PROMPT: Collect the lines of the entries where "expression" shows up.

INPUT DATA:

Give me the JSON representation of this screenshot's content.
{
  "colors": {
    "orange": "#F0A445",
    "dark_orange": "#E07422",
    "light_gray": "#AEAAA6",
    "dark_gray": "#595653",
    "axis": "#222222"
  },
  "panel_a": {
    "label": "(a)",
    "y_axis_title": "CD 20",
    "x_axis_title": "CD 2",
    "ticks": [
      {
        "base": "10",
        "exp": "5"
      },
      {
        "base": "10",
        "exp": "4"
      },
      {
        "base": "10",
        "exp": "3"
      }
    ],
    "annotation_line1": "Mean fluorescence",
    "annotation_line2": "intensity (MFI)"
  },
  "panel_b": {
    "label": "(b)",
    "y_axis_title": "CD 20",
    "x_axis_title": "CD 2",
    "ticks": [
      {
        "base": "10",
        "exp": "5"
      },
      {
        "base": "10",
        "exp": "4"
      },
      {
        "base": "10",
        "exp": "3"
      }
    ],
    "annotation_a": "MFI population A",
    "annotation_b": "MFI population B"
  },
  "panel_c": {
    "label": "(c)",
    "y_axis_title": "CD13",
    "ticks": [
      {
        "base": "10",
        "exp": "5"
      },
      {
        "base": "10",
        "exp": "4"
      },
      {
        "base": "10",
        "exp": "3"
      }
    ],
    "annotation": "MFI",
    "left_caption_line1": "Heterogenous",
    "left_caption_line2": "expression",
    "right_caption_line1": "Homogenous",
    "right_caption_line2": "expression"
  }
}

ANSWER IN FULL:
    "left_caption_line2": "expression",
    "right_caption_line2": "expression"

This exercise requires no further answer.